* WHAT YOU HAVE TO DO *
All entries below are to be set down again, identical to the source.
--- LISTED RECORDS ---
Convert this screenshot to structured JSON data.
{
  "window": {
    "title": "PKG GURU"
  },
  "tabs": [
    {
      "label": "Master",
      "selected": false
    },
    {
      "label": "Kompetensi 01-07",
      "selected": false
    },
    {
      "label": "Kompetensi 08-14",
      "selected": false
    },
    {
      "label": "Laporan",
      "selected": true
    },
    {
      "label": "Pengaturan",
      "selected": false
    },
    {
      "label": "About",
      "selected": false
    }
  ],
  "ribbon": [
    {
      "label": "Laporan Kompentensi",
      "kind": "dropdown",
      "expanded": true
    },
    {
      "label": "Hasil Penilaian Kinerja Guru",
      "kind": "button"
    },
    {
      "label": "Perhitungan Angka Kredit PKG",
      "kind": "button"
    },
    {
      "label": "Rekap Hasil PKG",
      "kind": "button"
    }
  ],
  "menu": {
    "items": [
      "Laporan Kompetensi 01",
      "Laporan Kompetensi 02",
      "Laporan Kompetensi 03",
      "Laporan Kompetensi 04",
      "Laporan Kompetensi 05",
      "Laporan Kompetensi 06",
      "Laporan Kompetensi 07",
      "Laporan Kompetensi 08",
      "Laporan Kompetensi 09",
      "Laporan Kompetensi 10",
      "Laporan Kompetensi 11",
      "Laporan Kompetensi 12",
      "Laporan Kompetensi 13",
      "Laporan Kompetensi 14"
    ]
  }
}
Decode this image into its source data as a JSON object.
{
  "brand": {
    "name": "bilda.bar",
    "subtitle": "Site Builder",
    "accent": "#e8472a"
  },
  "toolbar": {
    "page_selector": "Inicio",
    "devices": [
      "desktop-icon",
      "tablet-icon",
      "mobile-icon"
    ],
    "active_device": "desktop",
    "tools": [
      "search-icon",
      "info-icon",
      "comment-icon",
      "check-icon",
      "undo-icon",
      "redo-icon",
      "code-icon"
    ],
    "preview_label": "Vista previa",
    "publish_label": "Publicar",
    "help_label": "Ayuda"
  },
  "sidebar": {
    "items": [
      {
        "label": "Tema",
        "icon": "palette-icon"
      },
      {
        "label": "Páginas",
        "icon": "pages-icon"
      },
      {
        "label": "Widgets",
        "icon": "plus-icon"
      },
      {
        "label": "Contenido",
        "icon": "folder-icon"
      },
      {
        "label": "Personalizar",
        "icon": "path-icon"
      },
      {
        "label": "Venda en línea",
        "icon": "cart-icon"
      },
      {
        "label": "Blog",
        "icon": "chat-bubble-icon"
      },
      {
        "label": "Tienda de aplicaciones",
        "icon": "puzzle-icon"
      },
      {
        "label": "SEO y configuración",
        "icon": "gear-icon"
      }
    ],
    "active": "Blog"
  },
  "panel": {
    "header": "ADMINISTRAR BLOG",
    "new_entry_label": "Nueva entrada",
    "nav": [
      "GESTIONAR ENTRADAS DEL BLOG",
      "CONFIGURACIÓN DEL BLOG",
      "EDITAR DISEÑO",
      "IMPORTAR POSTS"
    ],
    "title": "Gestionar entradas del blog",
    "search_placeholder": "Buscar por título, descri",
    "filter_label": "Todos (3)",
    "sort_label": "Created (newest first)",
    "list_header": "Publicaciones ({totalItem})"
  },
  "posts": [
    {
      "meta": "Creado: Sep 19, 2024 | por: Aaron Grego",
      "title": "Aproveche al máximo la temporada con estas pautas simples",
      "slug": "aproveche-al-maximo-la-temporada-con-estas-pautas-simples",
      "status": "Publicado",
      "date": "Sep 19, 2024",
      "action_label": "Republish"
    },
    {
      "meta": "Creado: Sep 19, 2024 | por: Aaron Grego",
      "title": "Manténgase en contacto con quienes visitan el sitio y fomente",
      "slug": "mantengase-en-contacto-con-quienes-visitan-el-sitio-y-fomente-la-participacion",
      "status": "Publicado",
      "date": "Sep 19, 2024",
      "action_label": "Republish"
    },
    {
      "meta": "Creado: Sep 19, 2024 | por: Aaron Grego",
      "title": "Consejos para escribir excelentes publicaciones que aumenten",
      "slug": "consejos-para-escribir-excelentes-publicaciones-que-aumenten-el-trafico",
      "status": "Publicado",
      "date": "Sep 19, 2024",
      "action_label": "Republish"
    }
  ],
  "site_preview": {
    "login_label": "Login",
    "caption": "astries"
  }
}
---
* RESPONSE BELOW *
Convert this screenshot to structured JSON data.
{
  "window": {
    "title": "PKG GURU"
  },
  "tabs": [
    {
      "label": "Master",
      "selected": false
    },
    {
      "label": "Kompetensi 01-07",
      "selected": false
    },
    {
      "label": "Kompetensi 08-14",
      "selected": false
    },
    {
      "label": "Laporan",
      "selected": true
    },
    {
      "label": "Pengaturan",
      "selected": false
    },
    {
      "label": "About",
      "selected": false
    }
  ],
  "ribbon": [
    {
      "label": "Laporan Kompentensi",
      "kind": "dropdown",
      "expanded": true
    },
    {
      "label": "Hasil Penilaian Kinerja Guru",
      "kind": "button"
    },
    {
      "label": "Perhitungan Angka Kredit PKG",
      "kind": "button"
    },
    {
      "label": "Rekap Hasil PKG",
      "kind": "button"
    }
  ],
  "menu": {
    "items": [
      "Laporan Kompetensi 01",
      "Laporan Kompetensi 02",
      "Laporan Kompetensi 03",
      "Laporan Kompetensi 04",
      "Laporan Kompetensi 05",
      "Laporan Kompetensi 06",
      "Laporan Kompetensi 07",
      "Laporan Kompetensi 08",
      "Laporan Kompetensi 09",
      "Laporan Kompetensi 10",
      "Laporan Kompetensi 11",
      "Laporan Kompetensi 12",
      "Laporan Kompetensi 13",
      "Laporan Kompetensi 14"
    ]
  }
}
Decode this image into its source data as a JSON object.
{
  "brand": {
    "name": "bilda.bar",
    "subtitle": "Site Builder",
    "accent": "#e8472a"
  },
  "toolbar": {
    "page_selector": "Inicio",
    "devices": [
      "desktop-icon",
      "tablet-icon",
      "mobile-icon"
    ],
    "active_device": "desktop",
    "tools": [
      "search-icon",
      "info-icon",
      "comment-icon",
      "check-icon",
      "undo-icon",
      "redo-icon",
      "code-icon"
    ],
    "preview_label": "Vista previa",
    "publish_label": "Publicar",
    "help_label": "Ayuda"
  },
  "sidebar": {
    "items": [
      {
        "label": "Tema",
        "icon": "palette-icon"
      },
      {
        "label": "Páginas",
        "icon": "pages-icon"
      },
      {
        "label": "Widgets",
        "icon": "plus-icon"
      },
      {
        "label": "Contenido",
        "icon": "folder-icon"
      },
      {
        "label": "Personalizar",
        "icon": "path-icon"
      },
      {
        "label": "Venda en línea",
        "icon": "cart-icon"
      },
      {
        "label": "Blog",
        "icon": "chat-bubble-icon"
      },
      {
        "label": "Tienda de aplicaciones",
        "icon": "puzzle-icon"
      },
      {
        "label": "SEO y configuración",
        "icon": "gear-icon"
      }
    ],
    "active": "Blog"
  },
  "panel": {
    "header": "ADMINISTRAR BLOG",
    "new_entry_label": "Nueva entrada",
    "nav": [
      "GESTIONAR ENTRADAS DEL BLOG",
      "CONFIGURACIÓN DEL BLOG",
      "EDITAR DISEÑO",
      "IMPORTAR POSTS"
    ],
    "title": "Gestionar entradas del blog",
    "search_placeholder": "Buscar por título, descri",
    "filter_label": "Todos (3)",
    "sort_label": "Created (newest first)",
    "list_header": "Publicaciones ({totalItem})"
  },
  "posts": [
    {
      "meta": "Creado: Sep 19, 2024 | por: Aaron Grego",
      "title": "Aproveche al máximo la temporada con estas pautas simples",
      "slug": "aproveche-al-maximo-la-temporada-con-estas-pautas-simples",
      "status": "Publicado",
      "date": "Sep 19, 2024",
      "action_label": "Republish"
    },
    {
      "meta": "Creado: Sep 19, 2024 | por: Aaron Grego",
      "title": "Manténgase en contacto con quienes visitan el sitio y fomente",
      "slug": "mantengase-en-contacto-con-quienes-visitan-el-sitio-y-fomente-la-participacion",
      "status": "Publicado",
      "date": "Sep 19, 2024",
      "action_label": "Republish"
    },
    {
      "meta": "Creado: Sep 19, 2024 | por: Aaron Grego",
      "title": "Consejos para escribir excelentes publicaciones que aumenten",
      "slug": "consejos-para-escribir-excelentes-publicaciones-que-aumenten-el-trafico",
      "status": "Publicado",
      "date": "Sep 19, 2024",
      "action_label": "Republish"
    }
  ],
  "site_preview": {
    "login_label": "Login",
    "caption": "astries"
  }
}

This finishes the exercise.